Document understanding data
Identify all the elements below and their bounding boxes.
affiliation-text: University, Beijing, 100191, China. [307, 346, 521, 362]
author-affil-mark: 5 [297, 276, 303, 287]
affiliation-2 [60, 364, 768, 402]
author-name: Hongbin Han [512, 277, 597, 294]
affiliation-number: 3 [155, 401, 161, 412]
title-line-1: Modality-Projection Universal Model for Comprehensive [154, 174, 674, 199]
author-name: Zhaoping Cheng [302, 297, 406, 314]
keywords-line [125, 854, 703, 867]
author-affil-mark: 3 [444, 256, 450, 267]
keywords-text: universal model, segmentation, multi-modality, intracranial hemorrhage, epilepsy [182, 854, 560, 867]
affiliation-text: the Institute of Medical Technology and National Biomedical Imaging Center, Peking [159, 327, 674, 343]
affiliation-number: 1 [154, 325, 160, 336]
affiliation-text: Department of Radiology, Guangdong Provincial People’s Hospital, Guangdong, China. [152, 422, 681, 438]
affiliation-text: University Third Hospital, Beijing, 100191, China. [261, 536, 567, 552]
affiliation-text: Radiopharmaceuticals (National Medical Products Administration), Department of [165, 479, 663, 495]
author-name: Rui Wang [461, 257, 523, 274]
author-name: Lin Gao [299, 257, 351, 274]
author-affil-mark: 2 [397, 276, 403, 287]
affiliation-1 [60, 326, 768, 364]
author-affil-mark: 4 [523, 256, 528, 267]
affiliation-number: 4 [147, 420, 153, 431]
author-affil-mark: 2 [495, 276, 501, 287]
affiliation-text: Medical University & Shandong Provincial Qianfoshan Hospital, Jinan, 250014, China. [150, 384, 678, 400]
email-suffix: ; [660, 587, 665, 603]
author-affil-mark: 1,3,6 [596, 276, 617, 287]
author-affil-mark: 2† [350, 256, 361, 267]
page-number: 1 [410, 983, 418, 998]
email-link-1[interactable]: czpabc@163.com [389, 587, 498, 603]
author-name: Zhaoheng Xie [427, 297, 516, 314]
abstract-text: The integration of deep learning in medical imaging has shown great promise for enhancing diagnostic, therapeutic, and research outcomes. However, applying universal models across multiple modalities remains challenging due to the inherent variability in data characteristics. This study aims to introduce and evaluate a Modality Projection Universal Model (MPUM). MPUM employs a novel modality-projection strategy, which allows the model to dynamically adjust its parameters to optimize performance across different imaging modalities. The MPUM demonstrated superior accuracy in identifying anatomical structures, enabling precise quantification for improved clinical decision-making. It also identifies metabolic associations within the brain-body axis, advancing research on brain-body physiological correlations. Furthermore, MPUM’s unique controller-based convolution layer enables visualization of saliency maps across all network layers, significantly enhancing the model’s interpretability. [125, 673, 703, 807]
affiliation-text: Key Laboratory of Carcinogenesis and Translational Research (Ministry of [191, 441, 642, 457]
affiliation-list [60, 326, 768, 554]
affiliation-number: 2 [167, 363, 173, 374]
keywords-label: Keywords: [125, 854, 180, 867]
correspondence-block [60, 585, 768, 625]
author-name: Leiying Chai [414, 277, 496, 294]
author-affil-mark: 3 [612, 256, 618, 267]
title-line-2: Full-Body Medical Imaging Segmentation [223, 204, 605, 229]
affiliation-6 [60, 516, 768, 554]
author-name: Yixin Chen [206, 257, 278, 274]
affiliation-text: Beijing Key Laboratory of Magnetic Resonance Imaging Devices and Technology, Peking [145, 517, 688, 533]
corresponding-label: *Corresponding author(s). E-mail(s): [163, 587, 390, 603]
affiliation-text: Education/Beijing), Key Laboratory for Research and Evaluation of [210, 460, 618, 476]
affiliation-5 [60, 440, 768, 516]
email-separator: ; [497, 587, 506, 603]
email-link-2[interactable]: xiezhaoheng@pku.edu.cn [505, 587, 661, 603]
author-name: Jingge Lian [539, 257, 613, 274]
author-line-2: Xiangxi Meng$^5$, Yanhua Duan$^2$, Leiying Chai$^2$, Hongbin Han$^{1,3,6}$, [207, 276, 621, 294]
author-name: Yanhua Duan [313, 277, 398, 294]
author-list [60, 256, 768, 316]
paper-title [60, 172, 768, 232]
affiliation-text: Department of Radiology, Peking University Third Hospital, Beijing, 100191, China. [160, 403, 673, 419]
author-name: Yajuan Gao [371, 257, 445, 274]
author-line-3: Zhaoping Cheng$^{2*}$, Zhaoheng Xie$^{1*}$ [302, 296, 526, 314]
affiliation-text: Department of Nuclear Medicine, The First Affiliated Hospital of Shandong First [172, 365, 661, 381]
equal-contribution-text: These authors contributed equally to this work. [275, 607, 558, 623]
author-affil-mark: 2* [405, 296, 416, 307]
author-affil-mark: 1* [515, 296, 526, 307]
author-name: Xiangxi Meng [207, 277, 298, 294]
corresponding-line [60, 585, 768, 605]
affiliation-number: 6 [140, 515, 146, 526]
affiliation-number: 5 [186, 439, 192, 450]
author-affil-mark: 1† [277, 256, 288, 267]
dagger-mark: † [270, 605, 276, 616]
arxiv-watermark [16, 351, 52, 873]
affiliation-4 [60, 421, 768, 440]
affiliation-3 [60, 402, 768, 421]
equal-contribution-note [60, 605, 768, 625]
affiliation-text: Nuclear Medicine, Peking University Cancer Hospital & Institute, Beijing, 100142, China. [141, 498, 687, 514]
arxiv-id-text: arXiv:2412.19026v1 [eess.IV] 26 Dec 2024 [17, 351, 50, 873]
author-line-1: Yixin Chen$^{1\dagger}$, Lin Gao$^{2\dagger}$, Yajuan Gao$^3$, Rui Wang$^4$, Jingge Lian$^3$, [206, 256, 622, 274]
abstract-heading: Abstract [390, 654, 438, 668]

§ **About this exercise**:
Out of the records above, pull each line containing the word "name".

§ **Output of the exercise**:
author-name: Hongbin Han [512, 277, 597, 294]
author-name: Zhaoping Cheng [302, 297, 406, 314]
author-name: Rui Wang [461, 257, 523, 274]
author-name: Lin Gao [299, 257, 351, 274]
author-name: Zhaoheng Xie [427, 297, 516, 314]
author-name: Leiying Chai [414, 277, 496, 294]
author-name: Yixin Chen [206, 257, 278, 274]
author-name: Jingge Lian [539, 257, 613, 274]
author-name: Yanhua Duan [313, 277, 398, 294]
author-name: Yajuan Gao [371, 257, 445, 274]
author-name: Xiangxi Meng [207, 277, 298, 294]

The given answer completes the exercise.